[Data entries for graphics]
------
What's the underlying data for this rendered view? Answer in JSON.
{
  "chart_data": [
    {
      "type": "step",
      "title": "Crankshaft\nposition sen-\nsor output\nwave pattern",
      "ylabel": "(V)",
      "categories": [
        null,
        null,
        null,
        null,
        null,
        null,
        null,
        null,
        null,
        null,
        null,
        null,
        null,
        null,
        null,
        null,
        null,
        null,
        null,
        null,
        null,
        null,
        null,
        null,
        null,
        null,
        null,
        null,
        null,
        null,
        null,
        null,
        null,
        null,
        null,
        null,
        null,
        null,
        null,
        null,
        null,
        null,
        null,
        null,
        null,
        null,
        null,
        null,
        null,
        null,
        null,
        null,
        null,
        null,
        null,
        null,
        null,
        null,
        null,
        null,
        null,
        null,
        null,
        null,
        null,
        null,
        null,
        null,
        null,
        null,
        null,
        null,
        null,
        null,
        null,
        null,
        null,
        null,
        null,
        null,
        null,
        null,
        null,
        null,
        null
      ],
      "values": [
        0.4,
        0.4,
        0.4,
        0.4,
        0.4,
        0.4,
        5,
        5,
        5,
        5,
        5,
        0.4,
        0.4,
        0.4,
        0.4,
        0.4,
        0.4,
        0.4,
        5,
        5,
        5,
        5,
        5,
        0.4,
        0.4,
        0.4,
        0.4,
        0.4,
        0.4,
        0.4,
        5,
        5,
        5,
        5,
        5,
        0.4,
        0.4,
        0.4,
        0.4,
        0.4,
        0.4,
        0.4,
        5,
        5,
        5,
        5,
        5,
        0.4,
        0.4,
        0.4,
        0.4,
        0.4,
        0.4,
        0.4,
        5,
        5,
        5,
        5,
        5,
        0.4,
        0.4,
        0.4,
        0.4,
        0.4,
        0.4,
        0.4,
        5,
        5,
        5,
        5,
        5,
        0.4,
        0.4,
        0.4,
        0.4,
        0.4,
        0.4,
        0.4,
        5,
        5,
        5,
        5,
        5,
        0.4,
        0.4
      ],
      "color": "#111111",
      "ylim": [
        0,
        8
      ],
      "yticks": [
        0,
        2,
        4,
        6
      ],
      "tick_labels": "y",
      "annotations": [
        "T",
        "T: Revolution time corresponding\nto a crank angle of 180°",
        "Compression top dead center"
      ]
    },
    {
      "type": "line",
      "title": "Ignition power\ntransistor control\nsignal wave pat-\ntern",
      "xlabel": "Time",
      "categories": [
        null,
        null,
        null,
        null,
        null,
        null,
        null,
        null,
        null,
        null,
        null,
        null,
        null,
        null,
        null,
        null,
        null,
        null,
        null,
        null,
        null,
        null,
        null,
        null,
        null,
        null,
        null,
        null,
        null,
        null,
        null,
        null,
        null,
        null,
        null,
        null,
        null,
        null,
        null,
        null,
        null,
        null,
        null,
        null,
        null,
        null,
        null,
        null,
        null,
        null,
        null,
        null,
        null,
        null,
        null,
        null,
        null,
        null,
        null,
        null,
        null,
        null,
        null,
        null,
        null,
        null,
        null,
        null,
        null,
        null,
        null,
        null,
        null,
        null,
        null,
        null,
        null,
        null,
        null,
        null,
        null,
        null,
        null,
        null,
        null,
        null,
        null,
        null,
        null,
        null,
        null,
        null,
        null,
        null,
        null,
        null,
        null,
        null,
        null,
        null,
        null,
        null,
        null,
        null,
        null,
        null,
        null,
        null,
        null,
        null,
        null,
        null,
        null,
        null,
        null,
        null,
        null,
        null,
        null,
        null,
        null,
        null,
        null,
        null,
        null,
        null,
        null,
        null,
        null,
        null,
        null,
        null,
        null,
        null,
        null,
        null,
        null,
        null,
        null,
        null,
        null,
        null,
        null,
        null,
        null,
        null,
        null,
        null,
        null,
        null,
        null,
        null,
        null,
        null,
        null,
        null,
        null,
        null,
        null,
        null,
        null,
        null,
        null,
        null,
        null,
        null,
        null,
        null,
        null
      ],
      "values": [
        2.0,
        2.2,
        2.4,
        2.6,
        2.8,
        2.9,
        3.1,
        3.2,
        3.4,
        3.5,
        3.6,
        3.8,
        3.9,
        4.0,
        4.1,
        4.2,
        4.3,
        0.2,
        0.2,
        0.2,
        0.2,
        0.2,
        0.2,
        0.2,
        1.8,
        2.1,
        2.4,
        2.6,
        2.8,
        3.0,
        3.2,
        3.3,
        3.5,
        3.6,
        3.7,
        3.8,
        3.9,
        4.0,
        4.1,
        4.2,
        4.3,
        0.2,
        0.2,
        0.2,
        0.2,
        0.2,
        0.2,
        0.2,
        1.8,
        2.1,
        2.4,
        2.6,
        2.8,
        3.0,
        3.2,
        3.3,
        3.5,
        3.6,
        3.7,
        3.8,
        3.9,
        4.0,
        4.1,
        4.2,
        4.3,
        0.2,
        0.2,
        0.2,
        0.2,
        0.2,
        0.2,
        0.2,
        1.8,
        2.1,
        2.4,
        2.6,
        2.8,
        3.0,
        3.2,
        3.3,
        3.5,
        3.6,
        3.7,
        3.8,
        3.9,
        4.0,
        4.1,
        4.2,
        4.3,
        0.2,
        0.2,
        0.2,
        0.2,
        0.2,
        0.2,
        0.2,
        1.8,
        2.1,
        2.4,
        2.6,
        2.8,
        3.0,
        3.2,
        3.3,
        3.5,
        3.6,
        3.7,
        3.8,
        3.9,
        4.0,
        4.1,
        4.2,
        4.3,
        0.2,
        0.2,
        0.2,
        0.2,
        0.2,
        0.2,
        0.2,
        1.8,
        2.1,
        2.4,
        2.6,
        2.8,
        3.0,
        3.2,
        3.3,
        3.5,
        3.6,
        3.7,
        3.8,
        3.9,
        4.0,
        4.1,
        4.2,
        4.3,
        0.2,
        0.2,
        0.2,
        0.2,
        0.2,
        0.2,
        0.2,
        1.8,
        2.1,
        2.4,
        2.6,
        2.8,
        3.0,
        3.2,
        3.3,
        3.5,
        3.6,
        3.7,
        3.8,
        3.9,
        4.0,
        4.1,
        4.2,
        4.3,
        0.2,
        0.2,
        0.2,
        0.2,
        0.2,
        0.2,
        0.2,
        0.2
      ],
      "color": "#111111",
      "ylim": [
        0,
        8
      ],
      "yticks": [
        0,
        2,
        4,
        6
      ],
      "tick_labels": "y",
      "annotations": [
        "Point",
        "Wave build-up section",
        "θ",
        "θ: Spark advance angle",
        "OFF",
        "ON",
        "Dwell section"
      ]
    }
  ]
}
------
● WRITTEN REQUEST
Extract every line that has the string "title" in it.

● RESPONSE
      "title": "Crankshaft\nposition sen-\nsor output\nwave pattern",
      "title": "Ignition power\ntransistor control\nsignal wave pat-\ntern",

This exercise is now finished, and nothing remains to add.